◆ **DO THIS**
Restate each line of the listing exactly, without carrying over any pictures.

◆ **RECORD SET**
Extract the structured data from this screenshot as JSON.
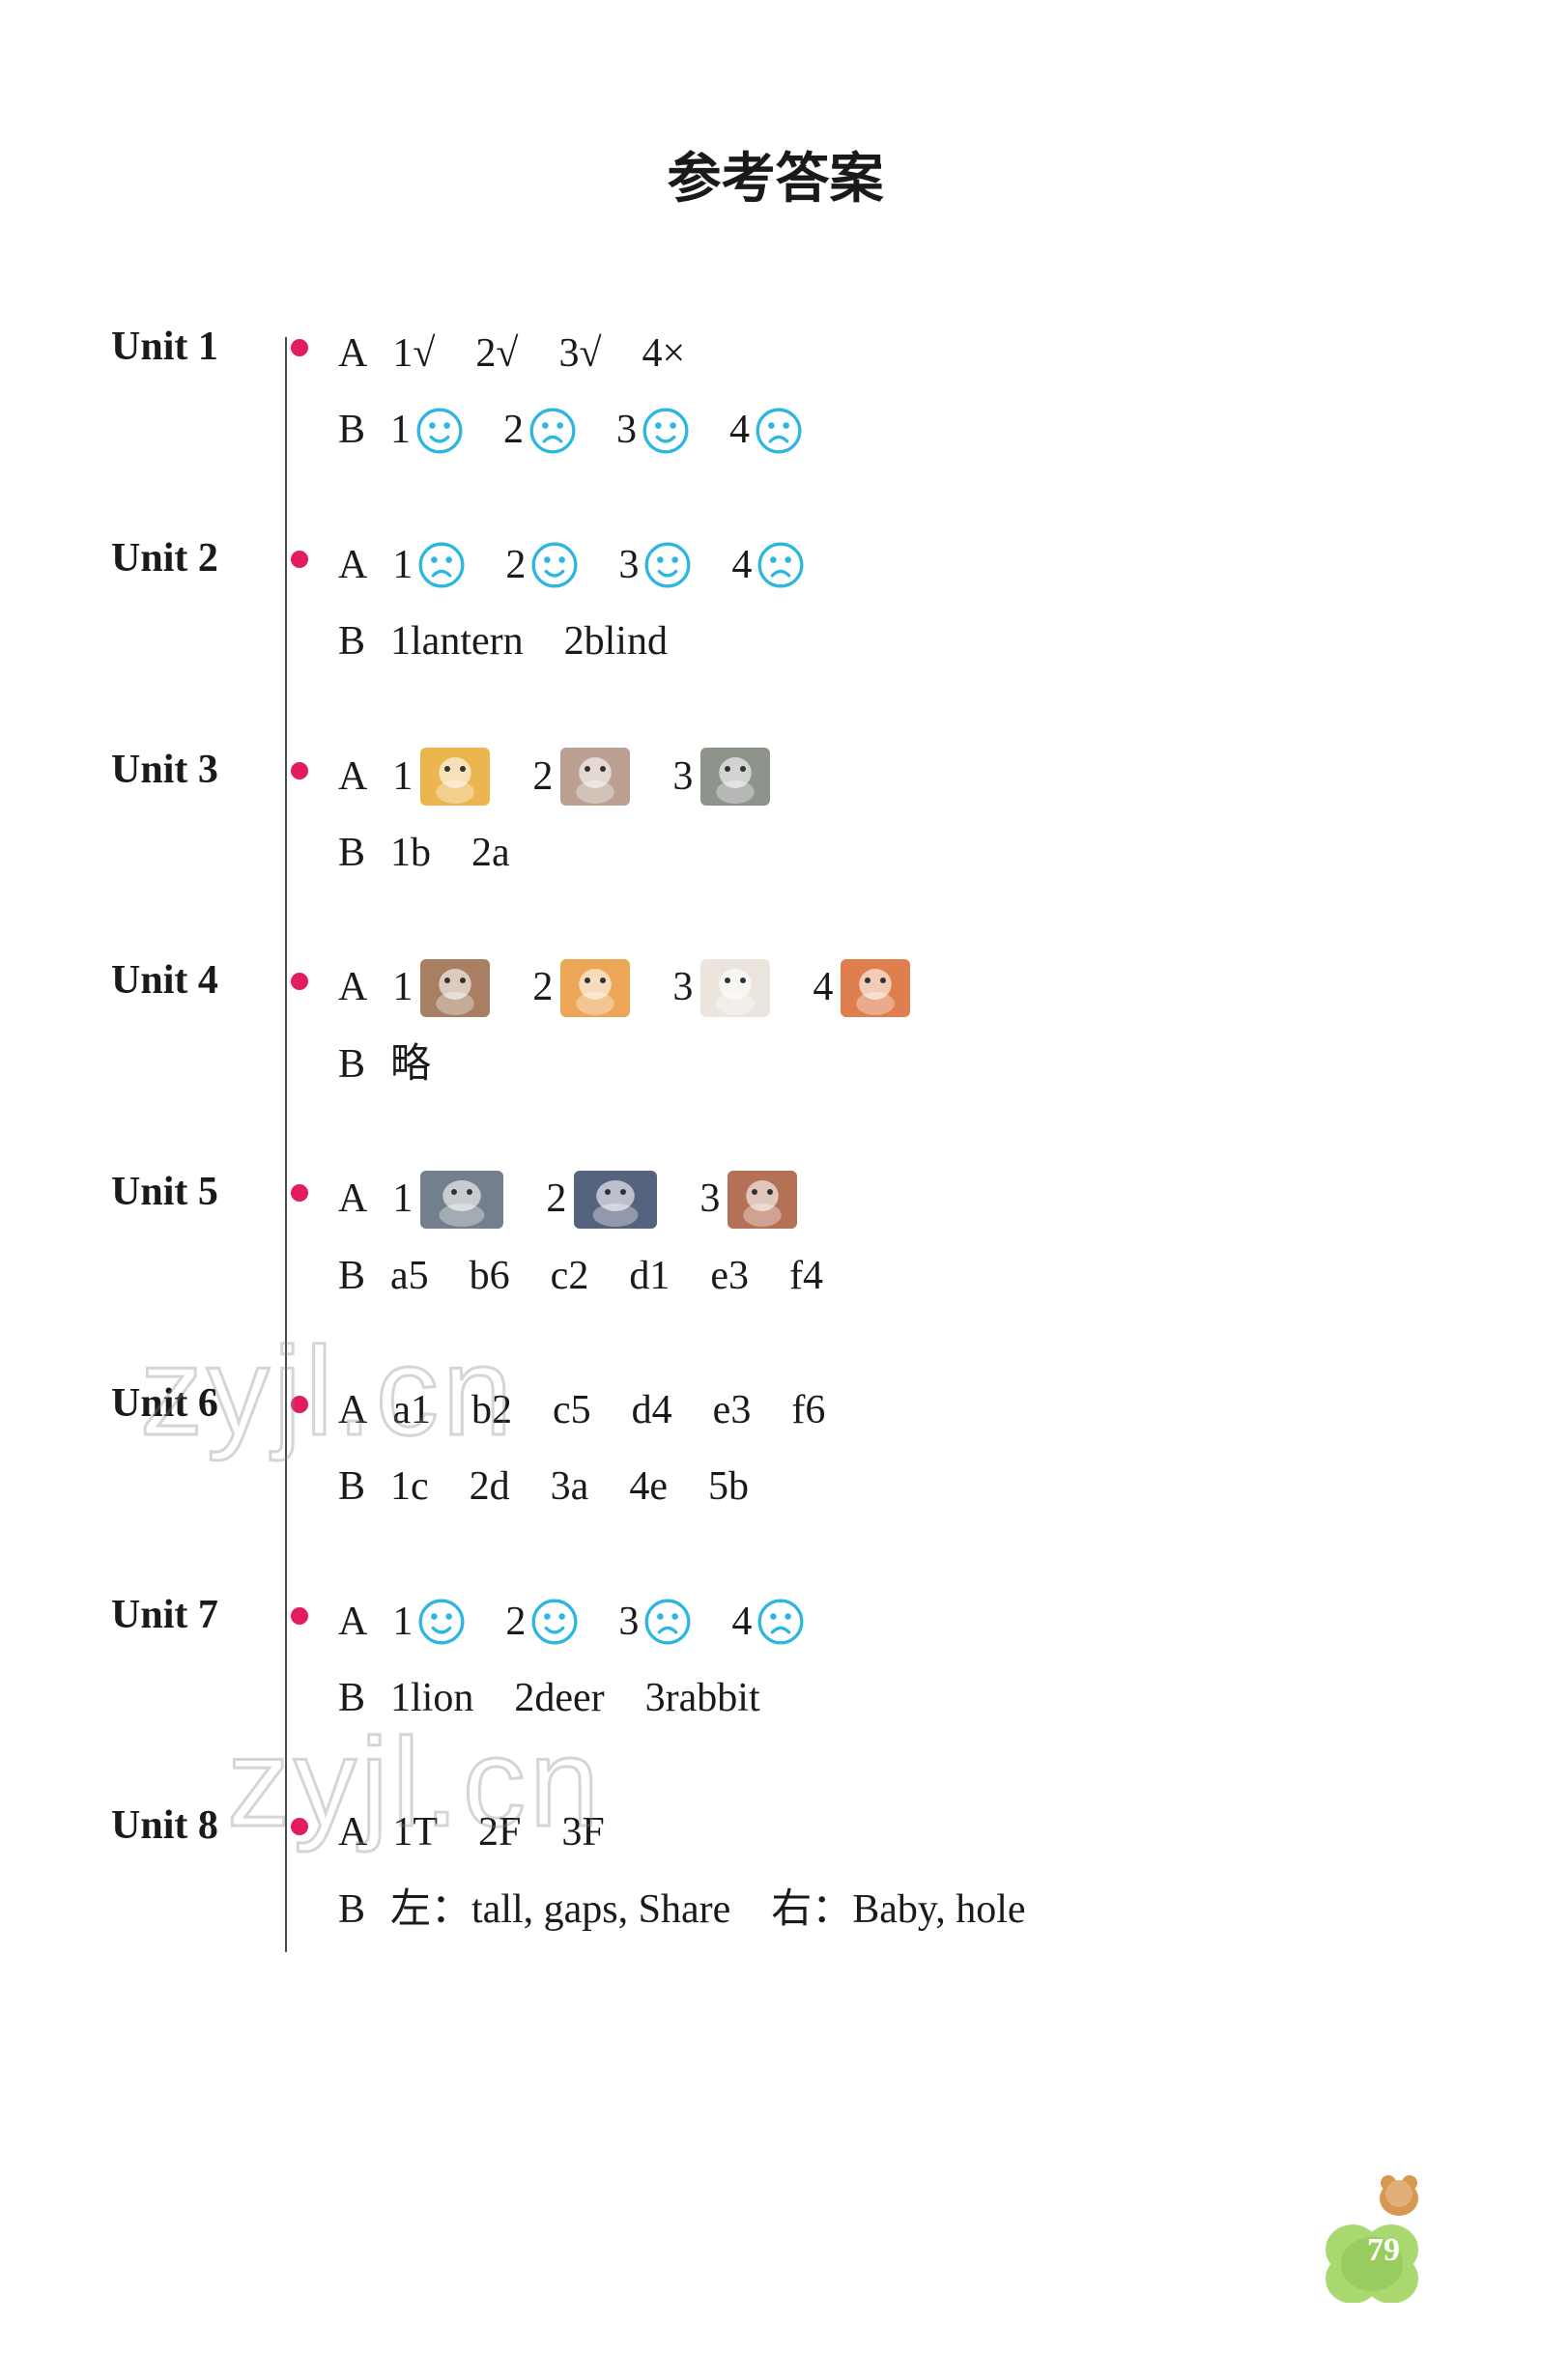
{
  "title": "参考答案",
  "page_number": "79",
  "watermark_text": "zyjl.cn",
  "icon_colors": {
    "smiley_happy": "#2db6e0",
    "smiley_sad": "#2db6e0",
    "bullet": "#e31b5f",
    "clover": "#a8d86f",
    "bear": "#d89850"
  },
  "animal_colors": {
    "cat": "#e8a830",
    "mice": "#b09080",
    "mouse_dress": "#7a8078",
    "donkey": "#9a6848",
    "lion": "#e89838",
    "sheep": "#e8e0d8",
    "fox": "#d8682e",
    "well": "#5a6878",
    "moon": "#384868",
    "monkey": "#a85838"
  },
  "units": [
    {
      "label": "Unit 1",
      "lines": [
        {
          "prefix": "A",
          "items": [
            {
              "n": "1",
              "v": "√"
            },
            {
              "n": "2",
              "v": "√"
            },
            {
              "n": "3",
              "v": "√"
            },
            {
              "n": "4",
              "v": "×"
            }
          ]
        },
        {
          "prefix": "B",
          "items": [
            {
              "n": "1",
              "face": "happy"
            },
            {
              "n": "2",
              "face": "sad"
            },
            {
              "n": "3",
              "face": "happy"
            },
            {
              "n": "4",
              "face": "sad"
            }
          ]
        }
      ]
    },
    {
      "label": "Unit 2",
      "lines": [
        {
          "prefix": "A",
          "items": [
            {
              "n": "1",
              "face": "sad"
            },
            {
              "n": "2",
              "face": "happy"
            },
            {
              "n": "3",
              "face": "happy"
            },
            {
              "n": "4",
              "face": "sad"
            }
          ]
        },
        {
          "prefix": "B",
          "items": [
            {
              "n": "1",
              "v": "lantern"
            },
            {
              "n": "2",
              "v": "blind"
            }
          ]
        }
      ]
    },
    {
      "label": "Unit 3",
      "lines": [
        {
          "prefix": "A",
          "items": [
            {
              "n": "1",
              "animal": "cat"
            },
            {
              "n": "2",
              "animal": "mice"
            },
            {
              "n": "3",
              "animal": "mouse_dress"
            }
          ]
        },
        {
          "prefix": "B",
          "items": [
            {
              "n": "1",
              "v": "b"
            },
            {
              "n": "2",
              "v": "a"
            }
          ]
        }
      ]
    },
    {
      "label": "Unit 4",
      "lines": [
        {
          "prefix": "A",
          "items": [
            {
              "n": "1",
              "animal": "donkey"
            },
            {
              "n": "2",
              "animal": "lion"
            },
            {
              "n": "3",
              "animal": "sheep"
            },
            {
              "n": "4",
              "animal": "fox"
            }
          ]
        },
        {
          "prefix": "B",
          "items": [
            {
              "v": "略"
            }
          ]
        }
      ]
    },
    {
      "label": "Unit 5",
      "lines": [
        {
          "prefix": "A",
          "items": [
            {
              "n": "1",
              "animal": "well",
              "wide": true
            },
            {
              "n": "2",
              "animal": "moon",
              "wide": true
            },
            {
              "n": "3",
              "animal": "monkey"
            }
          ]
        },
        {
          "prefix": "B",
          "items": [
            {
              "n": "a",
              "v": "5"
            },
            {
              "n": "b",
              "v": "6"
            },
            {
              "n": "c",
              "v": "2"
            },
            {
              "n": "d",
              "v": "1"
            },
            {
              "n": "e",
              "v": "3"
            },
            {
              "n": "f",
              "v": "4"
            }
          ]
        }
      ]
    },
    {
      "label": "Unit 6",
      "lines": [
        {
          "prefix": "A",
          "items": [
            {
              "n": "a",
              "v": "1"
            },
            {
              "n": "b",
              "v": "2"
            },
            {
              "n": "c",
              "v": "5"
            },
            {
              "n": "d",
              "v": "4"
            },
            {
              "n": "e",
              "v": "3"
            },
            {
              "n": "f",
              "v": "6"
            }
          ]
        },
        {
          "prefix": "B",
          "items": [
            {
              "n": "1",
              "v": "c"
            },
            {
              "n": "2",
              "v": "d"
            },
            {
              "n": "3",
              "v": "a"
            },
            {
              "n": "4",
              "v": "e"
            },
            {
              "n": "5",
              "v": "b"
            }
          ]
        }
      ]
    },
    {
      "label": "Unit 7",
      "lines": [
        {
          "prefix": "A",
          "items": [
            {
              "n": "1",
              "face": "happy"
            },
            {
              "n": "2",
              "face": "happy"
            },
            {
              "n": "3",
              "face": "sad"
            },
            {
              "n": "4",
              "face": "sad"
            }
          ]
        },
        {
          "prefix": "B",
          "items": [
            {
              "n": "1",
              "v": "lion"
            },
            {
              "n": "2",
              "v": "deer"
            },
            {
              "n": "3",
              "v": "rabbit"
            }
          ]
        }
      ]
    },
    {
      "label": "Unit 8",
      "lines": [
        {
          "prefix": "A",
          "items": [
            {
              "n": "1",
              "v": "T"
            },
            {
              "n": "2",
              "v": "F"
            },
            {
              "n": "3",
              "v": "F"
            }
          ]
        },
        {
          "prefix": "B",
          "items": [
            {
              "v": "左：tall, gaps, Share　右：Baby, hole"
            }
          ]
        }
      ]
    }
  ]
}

◆ **FULL RESPONSE**
Extract the structured data from this screenshot as JSON.
{
  "title": "参考答案",
  "page_number": "79",
  "watermark_text": "zyjl.cn",
  "icon_colors": {
    "smiley_happy": "#2db6e0",
    "smiley_sad": "#2db6e0",
    "bullet": "#e31b5f",
    "clover": "#a8d86f",
    "bear": "#d89850"
  },
  "animal_colors": {
    "cat": "#e8a830",
    "mice": "#b09080",
    "mouse_dress": "#7a8078",
    "donkey": "#9a6848",
    "lion": "#e89838",
    "sheep": "#e8e0d8",
    "fox": "#d8682e",
    "well": "#5a6878",
    "moon": "#384868",
    "monkey": "#a85838"
  },
  "units": [
    {
      "label": "Unit 1",
      "lines": [
        {
          "prefix": "A",
          "items": [
            {
              "n": "1",
              "v": "√"
            },
            {
              "n": "2",
              "v": "√"
            },
            {
              "n": "3",
              "v": "√"
            },
            {
              "n": "4",
              "v": "×"
            }
          ]
        },
        {
          "prefix": "B",
          "items": [
            {
              "n": "1",
              "face": "happy"
            },
            {
              "n": "2",
              "face": "sad"
            },
            {
              "n": "3",
              "face": "happy"
            },
            {
              "n": "4",
              "face": "sad"
            }
          ]
        }
      ]
    },
    {
      "label": "Unit 2",
      "lines": [
        {
          "prefix": "A",
          "items": [
            {
              "n": "1",
              "face": "sad"
            },
            {
              "n": "2",
              "face": "happy"
            },
            {
              "n": "3",
              "face": "happy"
            },
            {
              "n": "4",
              "face": "sad"
            }
          ]
        },
        {
          "prefix": "B",
          "items": [
            {
              "n": "1",
              "v": "lantern"
            },
            {
              "n": "2",
              "v": "blind"
            }
          ]
        }
      ]
    },
    {
      "label": "Unit 3",
      "lines": [
        {
          "prefix": "A",
          "items": [
            {
              "n": "1",
              "animal": "cat"
            },
            {
              "n": "2",
              "animal": "mice"
            },
            {
              "n": "3",
              "animal": "mouse_dress"
            }
          ]
        },
        {
          "prefix": "B",
          "items": [
            {
              "n": "1",
              "v": "b"
            },
            {
              "n": "2",
              "v": "a"
            }
          ]
        }
      ]
    },
    {
      "label": "Unit 4",
      "lines": [
        {
          "prefix": "A",
          "items": [
            {
              "n": "1",
              "animal": "donkey"
            },
            {
              "n": "2",
              "animal": "lion"
            },
            {
              "n": "3",
              "animal": "sheep"
            },
            {
              "n": "4",
              "animal": "fox"
            }
          ]
        },
        {
          "prefix": "B",
          "items": [
            {
              "v": "略"
            }
          ]
        }
      ]
    },
    {
      "label": "Unit 5",
      "lines": [
        {
          "prefix": "A",
          "items": [
            {
              "n": "1",
              "animal": "well",
              "wide": true
            },
            {
              "n": "2",
              "animal": "moon",
              "wide": true
            },
            {
              "n": "3",
              "animal": "monkey"
            }
          ]
        },
        {
          "prefix": "B",
          "items": [
            {
              "n": "a",
              "v": "5"
            },
            {
              "n": "b",
              "v": "6"
            },
            {
              "n": "c",
              "v": "2"
            },
            {
              "n": "d",
              "v": "1"
            },
            {
              "n": "e",
              "v": "3"
            },
            {
              "n": "f",
              "v": "4"
            }
          ]
        }
      ]
    },
    {
      "label": "Unit 6",
      "lines": [
        {
          "prefix": "A",
          "items": [
            {
              "n": "a",
              "v": "1"
            },
            {
              "n": "b",
              "v": "2"
            },
            {
              "n": "c",
              "v": "5"
            },
            {
              "n": "d",
              "v": "4"
            },
            {
              "n": "e",
              "v": "3"
            },
            {
              "n": "f",
              "v": "6"
            }
          ]
        },
        {
          "prefix": "B",
          "items": [
            {
              "n": "1",
              "v": "c"
            },
            {
              "n": "2",
              "v": "d"
            },
            {
              "n": "3",
              "v": "a"
            },
            {
              "n": "4",
              "v": "e"
            },
            {
              "n": "5",
              "v": "b"
            }
          ]
        }
      ]
    },
    {
      "label": "Unit 7",
      "lines": [
        {
          "prefix": "A",
          "items": [
            {
              "n": "1",
              "face": "happy"
            },
            {
              "n": "2",
              "face": "happy"
            },
            {
              "n": "3",
              "face": "sad"
            },
            {
              "n": "4",
              "face": "sad"
            }
          ]
        },
        {
          "prefix": "B",
          "items": [
            {
              "n": "1",
              "v": "lion"
            },
            {
              "n": "2",
              "v": "deer"
            },
            {
              "n": "3",
              "v": "rabbit"
            }
          ]
        }
      ]
    },
    {
      "label": "Unit 8",
      "lines": [
        {
          "prefix": "A",
          "items": [
            {
              "n": "1",
              "v": "T"
            },
            {
              "n": "2",
              "v": "F"
            },
            {
              "n": "3",
              "v": "F"
            }
          ]
        },
        {
          "prefix": "B",
          "items": [
            {
              "v": "左：tall, gaps, Share　右：Baby, hole"
            }
          ]
        }
      ]
    }
  ]
}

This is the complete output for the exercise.